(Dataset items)
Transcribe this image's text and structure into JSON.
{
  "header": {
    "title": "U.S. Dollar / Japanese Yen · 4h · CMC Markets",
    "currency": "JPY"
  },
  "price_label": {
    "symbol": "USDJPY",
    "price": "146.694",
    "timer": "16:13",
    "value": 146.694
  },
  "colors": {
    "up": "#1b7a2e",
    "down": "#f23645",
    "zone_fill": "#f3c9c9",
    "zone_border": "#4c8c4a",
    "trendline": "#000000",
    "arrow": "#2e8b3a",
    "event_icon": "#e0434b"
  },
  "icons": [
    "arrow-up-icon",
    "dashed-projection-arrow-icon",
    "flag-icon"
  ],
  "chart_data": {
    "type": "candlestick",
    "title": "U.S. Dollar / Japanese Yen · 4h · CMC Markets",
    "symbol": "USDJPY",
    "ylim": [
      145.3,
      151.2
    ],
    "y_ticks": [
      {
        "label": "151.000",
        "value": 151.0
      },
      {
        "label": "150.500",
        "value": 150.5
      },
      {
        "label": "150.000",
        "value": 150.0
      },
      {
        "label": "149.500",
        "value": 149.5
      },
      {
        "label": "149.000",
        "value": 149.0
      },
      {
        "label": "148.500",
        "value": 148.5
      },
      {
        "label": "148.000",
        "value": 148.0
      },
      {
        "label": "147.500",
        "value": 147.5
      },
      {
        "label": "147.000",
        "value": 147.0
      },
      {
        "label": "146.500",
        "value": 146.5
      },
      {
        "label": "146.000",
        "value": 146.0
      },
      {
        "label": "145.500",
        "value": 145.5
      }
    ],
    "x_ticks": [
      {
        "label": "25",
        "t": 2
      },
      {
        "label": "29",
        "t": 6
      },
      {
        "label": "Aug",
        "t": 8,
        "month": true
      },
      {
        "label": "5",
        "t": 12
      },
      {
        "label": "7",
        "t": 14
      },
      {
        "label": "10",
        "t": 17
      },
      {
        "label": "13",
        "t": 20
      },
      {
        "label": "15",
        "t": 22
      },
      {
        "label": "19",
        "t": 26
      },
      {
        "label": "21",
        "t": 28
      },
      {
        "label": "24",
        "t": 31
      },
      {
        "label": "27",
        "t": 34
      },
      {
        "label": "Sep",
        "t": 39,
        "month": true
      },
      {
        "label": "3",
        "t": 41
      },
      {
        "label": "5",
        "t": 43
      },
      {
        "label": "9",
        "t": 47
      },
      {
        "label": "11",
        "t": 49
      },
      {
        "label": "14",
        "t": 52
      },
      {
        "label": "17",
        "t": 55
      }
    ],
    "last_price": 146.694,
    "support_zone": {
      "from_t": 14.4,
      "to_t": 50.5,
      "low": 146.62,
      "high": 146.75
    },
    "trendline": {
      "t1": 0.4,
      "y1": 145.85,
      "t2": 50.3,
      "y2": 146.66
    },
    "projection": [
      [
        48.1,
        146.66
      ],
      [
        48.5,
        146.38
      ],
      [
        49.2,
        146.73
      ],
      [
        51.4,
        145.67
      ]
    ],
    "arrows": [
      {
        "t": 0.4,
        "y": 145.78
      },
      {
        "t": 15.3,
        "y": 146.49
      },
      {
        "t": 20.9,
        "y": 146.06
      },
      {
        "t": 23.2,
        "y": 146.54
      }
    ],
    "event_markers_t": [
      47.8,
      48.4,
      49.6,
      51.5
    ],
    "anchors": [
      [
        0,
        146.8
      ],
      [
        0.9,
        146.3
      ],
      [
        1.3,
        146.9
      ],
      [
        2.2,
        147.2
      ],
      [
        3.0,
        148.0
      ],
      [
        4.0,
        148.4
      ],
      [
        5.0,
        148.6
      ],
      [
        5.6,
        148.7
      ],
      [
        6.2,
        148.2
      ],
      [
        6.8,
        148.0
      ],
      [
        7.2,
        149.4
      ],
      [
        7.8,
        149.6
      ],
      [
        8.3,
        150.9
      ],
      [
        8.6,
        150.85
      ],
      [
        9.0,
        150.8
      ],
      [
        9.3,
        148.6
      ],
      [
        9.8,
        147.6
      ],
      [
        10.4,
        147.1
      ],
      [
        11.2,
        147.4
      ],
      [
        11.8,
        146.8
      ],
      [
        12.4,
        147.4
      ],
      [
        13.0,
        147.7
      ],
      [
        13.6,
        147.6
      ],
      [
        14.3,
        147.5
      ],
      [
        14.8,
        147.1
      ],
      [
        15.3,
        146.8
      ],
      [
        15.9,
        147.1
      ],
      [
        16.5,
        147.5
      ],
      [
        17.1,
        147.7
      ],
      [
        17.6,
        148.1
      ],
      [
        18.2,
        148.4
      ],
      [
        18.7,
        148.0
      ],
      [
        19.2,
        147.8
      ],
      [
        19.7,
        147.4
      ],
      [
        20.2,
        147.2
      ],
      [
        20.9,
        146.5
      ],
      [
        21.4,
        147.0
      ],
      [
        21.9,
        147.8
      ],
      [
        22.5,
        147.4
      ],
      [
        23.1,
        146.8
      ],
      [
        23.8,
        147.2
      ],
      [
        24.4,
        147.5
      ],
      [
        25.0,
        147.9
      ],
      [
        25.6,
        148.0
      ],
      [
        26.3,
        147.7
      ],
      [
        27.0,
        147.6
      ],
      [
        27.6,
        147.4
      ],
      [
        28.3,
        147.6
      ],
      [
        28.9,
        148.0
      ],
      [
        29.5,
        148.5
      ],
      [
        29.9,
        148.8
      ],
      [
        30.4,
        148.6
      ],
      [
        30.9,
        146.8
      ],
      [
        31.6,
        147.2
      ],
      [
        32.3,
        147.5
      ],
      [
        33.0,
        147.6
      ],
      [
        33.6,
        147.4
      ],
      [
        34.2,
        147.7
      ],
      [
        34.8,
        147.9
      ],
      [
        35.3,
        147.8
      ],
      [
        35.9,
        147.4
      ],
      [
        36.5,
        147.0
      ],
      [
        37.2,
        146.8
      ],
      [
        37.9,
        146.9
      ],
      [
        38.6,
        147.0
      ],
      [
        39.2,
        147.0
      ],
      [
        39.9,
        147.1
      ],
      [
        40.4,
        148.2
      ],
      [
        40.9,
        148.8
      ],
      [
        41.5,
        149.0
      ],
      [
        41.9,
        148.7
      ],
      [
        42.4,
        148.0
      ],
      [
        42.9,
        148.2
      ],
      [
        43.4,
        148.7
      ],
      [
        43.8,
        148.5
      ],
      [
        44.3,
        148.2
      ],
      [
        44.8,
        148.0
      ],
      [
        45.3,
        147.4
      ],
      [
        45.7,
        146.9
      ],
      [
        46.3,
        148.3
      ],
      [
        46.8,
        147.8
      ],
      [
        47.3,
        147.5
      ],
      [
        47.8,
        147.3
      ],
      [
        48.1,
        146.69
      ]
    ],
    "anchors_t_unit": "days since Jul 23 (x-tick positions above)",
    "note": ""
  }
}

■ Exercise details
Output all of the material, please, exactly as it stands.

■ Solution to the exercise
Transcribe this image's text and structure into JSON.
{
  "header": {
    "title": "U.S. Dollar / Japanese Yen · 4h · CMC Markets",
    "currency": "JPY"
  },
  "price_label": {
    "symbol": "USDJPY",
    "price": "146.694",
    "timer": "16:13",
    "value": 146.694
  },
  "colors": {
    "up": "#1b7a2e",
    "down": "#f23645",
    "zone_fill": "#f3c9c9",
    "zone_border": "#4c8c4a",
    "trendline": "#000000",
    "arrow": "#2e8b3a",
    "event_icon": "#e0434b"
  },
  "icons": [
    "arrow-up-icon",
    "dashed-projection-arrow-icon",
    "flag-icon"
  ],
  "chart_data": {
    "type": "candlestick",
    "title": "U.S. Dollar / Japanese Yen · 4h · CMC Markets",
    "symbol": "USDJPY",
    "ylim": [
      145.3,
      151.2
    ],
    "y_ticks": [
      {
        "label": "151.000",
        "value": 151.0
      },
      {
        "label": "150.500",
        "value": 150.5
      },
      {
        "label": "150.000",
        "value": 150.0
      },
      {
        "label": "149.500",
        "value": 149.5
      },
      {
        "label": "149.000",
        "value": 149.0
      },
      {
        "label": "148.500",
        "value": 148.5
      },
      {
        "label": "148.000",
        "value": 148.0
      },
      {
        "label": "147.500",
        "value": 147.5
      },
      {
        "label": "147.000",
        "value": 147.0
      },
      {
        "label": "146.500",
        "value": 146.5
      },
      {
        "label": "146.000",
        "value": 146.0
      },
      {
        "label": "145.500",
        "value": 145.5
      }
    ],
    "x_ticks": [
      {
        "label": "25",
        "t": 2
      },
      {
        "label": "29",
        "t": 6
      },
      {
        "label": "Aug",
        "t": 8,
        "month": true
      },
      {
        "label": "5",
        "t": 12
      },
      {
        "label": "7",
        "t": 14
      },
      {
        "label": "10",
        "t": 17
      },
      {
        "label": "13",
        "t": 20
      },
      {
        "label": "15",
        "t": 22
      },
      {
        "label": "19",
        "t": 26
      },
      {
        "label": "21",
        "t": 28
      },
      {
        "label": "24",
        "t": 31
      },
      {
        "label": "27",
        "t": 34
      },
      {
        "label": "Sep",
        "t": 39,
        "month": true
      },
      {
        "label": "3",
        "t": 41
      },
      {
        "label": "5",
        "t": 43
      },
      {
        "label": "9",
        "t": 47
      },
      {
        "label": "11",
        "t": 49
      },
      {
        "label": "14",
        "t": 52
      },
      {
        "label": "17",
        "t": 55
      }
    ],
    "last_price": 146.694,
    "support_zone": {
      "from_t": 14.4,
      "to_t": 50.5,
      "low": 146.62,
      "high": 146.75
    },
    "trendline": {
      "t1": 0.4,
      "y1": 145.85,
      "t2": 50.3,
      "y2": 146.66
    },
    "projection": [
      [
        48.1,
        146.66
      ],
      [
        48.5,
        146.38
      ],
      [
        49.2,
        146.73
      ],
      [
        51.4,
        145.67
      ]
    ],
    "arrows": [
      {
        "t": 0.4,
        "y": 145.78
      },
      {
        "t": 15.3,
        "y": 146.49
      },
      {
        "t": 20.9,
        "y": 146.06
      },
      {
        "t": 23.2,
        "y": 146.54
      }
    ],
    "event_markers_t": [
      47.8,
      48.4,
      49.6,
      51.5
    ],
    "anchors": [
      [
        0,
        146.8
      ],
      [
        0.9,
        146.3
      ],
      [
        1.3,
        146.9
      ],
      [
        2.2,
        147.2
      ],
      [
        3.0,
        148.0
      ],
      [
        4.0,
        148.4
      ],
      [
        5.0,
        148.6
      ],
      [
        5.6,
        148.7
      ],
      [
        6.2,
        148.2
      ],
      [
        6.8,
        148.0
      ],
      [
        7.2,
        149.4
      ],
      [
        7.8,
        149.6
      ],
      [
        8.3,
        150.9
      ],
      [
        8.6,
        150.85
      ],
      [
        9.0,
        150.8
      ],
      [
        9.3,
        148.6
      ],
      [
        9.8,
        147.6
      ],
      [
        10.4,
        147.1
      ],
      [
        11.2,
        147.4
      ],
      [
        11.8,
        146.8
      ],
      [
        12.4,
        147.4
      ],
      [
        13.0,
        147.7
      ],
      [
        13.6,
        147.6
      ],
      [
        14.3,
        147.5
      ],
      [
        14.8,
        147.1
      ],
      [
        15.3,
        146.8
      ],
      [
        15.9,
        147.1
      ],
      [
        16.5,
        147.5
      ],
      [
        17.1,
        147.7
      ],
      [
        17.6,
        148.1
      ],
      [
        18.2,
        148.4
      ],
      [
        18.7,
        148.0
      ],
      [
        19.2,
        147.8
      ],
      [
        19.7,
        147.4
      ],
      [
        20.2,
        147.2
      ],
      [
        20.9,
        146.5
      ],
      [
        21.4,
        147.0
      ],
      [
        21.9,
        147.8
      ],
      [
        22.5,
        147.4
      ],
      [
        23.1,
        146.8
      ],
      [
        23.8,
        147.2
      ],
      [
        24.4,
        147.5
      ],
      [
        25.0,
        147.9
      ],
      [
        25.6,
        148.0
      ],
      [
        26.3,
        147.7
      ],
      [
        27.0,
        147.6
      ],
      [
        27.6,
        147.4
      ],
      [
        28.3,
        147.6
      ],
      [
        28.9,
        148.0
      ],
      [
        29.5,
        148.5
      ],
      [
        29.9,
        148.8
      ],
      [
        30.4,
        148.6
      ],
      [
        30.9,
        146.8
      ],
      [
        31.6,
        147.2
      ],
      [
        32.3,
        147.5
      ],
      [
        33.0,
        147.6
      ],
      [
        33.6,
        147.4
      ],
      [
        34.2,
        147.7
      ],
      [
        34.8,
        147.9
      ],
      [
        35.3,
        147.8
      ],
      [
        35.9,
        147.4
      ],
      [
        36.5,
        147.0
      ],
      [
        37.2,
        146.8
      ],
      [
        37.9,
        146.9
      ],
      [
        38.6,
        147.0
      ],
      [
        39.2,
        147.0
      ],
      [
        39.9,
        147.1
      ],
      [
        40.4,
        148.2
      ],
      [
        40.9,
        148.8
      ],
      [
        41.5,
        149.0
      ],
      [
        41.9,
        148.7
      ],
      [
        42.4,
        148.0
      ],
      [
        42.9,
        148.2
      ],
      [
        43.4,
        148.7
      ],
      [
        43.8,
        148.5
      ],
      [
        44.3,
        148.2
      ],
      [
        44.8,
        148.0
      ],
      [
        45.3,
        147.4
      ],
      [
        45.7,
        146.9
      ],
      [
        46.3,
        148.3
      ],
      [
        46.8,
        147.8
      ],
      [
        47.3,
        147.5
      ],
      [
        47.8,
        147.3
      ],
      [
        48.1,
        146.69
      ]
    ],
    "anchors_t_unit": "days since Jul 23 (x-tick positions above)",
    "note": ""
  }
}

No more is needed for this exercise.